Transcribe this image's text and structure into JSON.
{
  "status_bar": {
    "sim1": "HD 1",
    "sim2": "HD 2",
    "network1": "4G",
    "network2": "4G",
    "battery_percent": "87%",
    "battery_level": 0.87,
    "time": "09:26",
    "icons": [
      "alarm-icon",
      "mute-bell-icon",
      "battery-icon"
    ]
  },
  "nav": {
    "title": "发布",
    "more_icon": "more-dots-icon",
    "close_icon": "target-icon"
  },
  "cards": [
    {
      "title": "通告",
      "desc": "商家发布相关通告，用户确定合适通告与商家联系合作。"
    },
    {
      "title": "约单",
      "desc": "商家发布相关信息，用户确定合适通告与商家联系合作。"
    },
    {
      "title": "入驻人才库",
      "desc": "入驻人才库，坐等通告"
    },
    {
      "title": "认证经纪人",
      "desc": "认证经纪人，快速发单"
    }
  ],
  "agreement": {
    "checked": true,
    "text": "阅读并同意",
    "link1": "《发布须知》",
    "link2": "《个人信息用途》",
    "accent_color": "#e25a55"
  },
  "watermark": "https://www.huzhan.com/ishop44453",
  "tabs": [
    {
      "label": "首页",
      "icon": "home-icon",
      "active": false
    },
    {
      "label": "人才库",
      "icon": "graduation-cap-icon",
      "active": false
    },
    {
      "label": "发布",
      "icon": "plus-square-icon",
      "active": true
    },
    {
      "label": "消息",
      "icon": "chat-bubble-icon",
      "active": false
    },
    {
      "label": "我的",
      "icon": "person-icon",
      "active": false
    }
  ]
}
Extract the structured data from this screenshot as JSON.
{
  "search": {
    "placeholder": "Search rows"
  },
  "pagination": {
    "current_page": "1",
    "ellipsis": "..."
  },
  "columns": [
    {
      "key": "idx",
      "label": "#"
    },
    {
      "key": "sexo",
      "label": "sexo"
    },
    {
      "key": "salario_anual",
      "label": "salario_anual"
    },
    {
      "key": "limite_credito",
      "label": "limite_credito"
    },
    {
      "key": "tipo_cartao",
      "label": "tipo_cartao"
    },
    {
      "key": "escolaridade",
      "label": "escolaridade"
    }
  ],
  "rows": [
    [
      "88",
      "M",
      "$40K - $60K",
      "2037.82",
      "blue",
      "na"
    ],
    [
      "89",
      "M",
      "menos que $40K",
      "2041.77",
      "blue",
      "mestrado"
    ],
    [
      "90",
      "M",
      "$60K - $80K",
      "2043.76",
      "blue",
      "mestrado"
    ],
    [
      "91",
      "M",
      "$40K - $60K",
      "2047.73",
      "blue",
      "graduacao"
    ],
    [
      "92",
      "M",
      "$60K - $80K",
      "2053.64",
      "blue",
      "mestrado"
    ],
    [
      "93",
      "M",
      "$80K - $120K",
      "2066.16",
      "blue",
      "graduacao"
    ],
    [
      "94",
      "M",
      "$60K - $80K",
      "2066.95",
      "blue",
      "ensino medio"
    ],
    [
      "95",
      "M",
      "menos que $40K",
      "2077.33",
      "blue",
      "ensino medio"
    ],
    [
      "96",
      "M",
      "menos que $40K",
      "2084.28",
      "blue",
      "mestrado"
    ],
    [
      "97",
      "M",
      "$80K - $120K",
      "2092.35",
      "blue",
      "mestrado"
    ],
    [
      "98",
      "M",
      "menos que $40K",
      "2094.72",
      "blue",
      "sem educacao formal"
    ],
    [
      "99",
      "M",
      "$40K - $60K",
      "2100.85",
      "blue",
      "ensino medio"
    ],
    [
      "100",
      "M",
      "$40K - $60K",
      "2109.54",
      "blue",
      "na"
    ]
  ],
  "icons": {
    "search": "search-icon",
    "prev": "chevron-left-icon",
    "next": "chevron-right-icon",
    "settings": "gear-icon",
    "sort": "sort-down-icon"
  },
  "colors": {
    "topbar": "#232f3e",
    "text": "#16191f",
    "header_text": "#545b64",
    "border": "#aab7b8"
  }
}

————————

| YOUR GOAL |
Retype the material in full. Each word must match.

| EXERCISE RESULT |
Transcribe this image's text and structure into JSON.
{
  "status_bar": {
    "sim1": "HD 1",
    "sim2": "HD 2",
    "network1": "4G",
    "network2": "4G",
    "battery_percent": "87%",
    "battery_level": 0.87,
    "time": "09:26",
    "icons": [
      "alarm-icon",
      "mute-bell-icon",
      "battery-icon"
    ]
  },
  "nav": {
    "title": "发布",
    "more_icon": "more-dots-icon",
    "close_icon": "target-icon"
  },
  "cards": [
    {
      "title": "通告",
      "desc": "商家发布相关通告，用户确定合适通告与商家联系合作。"
    },
    {
      "title": "约单",
      "desc": "商家发布相关信息，用户确定合适通告与商家联系合作。"
    },
    {
      "title": "入驻人才库",
      "desc": "入驻人才库，坐等通告"
    },
    {
      "title": "认证经纪人",
      "desc": "认证经纪人，快速发单"
    }
  ],
  "agreement": {
    "checked": true,
    "text": "阅读并同意",
    "link1": "《发布须知》",
    "link2": "《个人信息用途》",
    "accent_color": "#e25a55"
  },
  "watermark": "https://www.huzhan.com/ishop44453",
  "tabs": [
    {
      "label": "首页",
      "icon": "home-icon",
      "active": false
    },
    {
      "label": "人才库",
      "icon": "graduation-cap-icon",
      "active": false
    },
    {
      "label": "发布",
      "icon": "plus-square-icon",
      "active": true
    },
    {
      "label": "消息",
      "icon": "chat-bubble-icon",
      "active": false
    },
    {
      "label": "我的",
      "icon": "person-icon",
      "active": false
    }
  ]
}
Extract the structured data from this screenshot as JSON.
{
  "search": {
    "placeholder": "Search rows"
  },
  "pagination": {
    "current_page": "1",
    "ellipsis": "..."
  },
  "columns": [
    {
      "key": "idx",
      "label": "#"
    },
    {
      "key": "sexo",
      "label": "sexo"
    },
    {
      "key": "salario_anual",
      "label": "salario_anual"
    },
    {
      "key": "limite_credito",
      "label": "limite_credito"
    },
    {
      "key": "tipo_cartao",
      "label": "tipo_cartao"
    },
    {
      "key": "escolaridade",
      "label": "escolaridade"
    }
  ],
  "rows": [
    [
      "88",
      "M",
      "$40K - $60K",
      "2037.82",
      "blue",
      "na"
    ],
    [
      "89",
      "M",
      "menos que $40K",
      "2041.77",
      "blue",
      "mestrado"
    ],
    [
      "90",
      "M",
      "$60K - $80K",
      "2043.76",
      "blue",
      "mestrado"
    ],
    [
      "91",
      "M",
      "$40K - $60K",
      "2047.73",
      "blue",
      "graduacao"
    ],
    [
      "92",
      "M",
      "$60K - $80K",
      "2053.64",
      "blue",
      "mestrado"
    ],
    [
      "93",
      "M",
      "$80K - $120K",
      "2066.16",
      "blue",
      "graduacao"
    ],
    [
      "94",
      "M",
      "$60K - $80K",
      "2066.95",
      "blue",
      "ensino medio"
    ],
    [
      "95",
      "M",
      "menos que $40K",
      "2077.33",
      "blue",
      "ensino medio"
    ],
    [
      "96",
      "M",
      "menos que $40K",
      "2084.28",
      "blue",
      "mestrado"
    ],
    [
      "97",
      "M",
      "$80K - $120K",
      "2092.35",
      "blue",
      "mestrado"
    ],
    [
      "98",
      "M",
      "menos que $40K",
      "2094.72",
      "blue",
      "sem educacao formal"
    ],
    [
      "99",
      "M",
      "$40K - $60K",
      "2100.85",
      "blue",
      "ensino medio"
    ],
    [
      "100",
      "M",
      "$40K - $60K",
      "2109.54",
      "blue",
      "na"
    ]
  ],
  "icons": {
    "search": "search-icon",
    "prev": "chevron-left-icon",
    "next": "chevron-right-icon",
    "settings": "gear-icon",
    "sort": "sort-down-icon"
  },
  "colors": {
    "topbar": "#232f3e",
    "text": "#16191f",
    "header_text": "#545b64",
    "border": "#aab7b8"
  }
}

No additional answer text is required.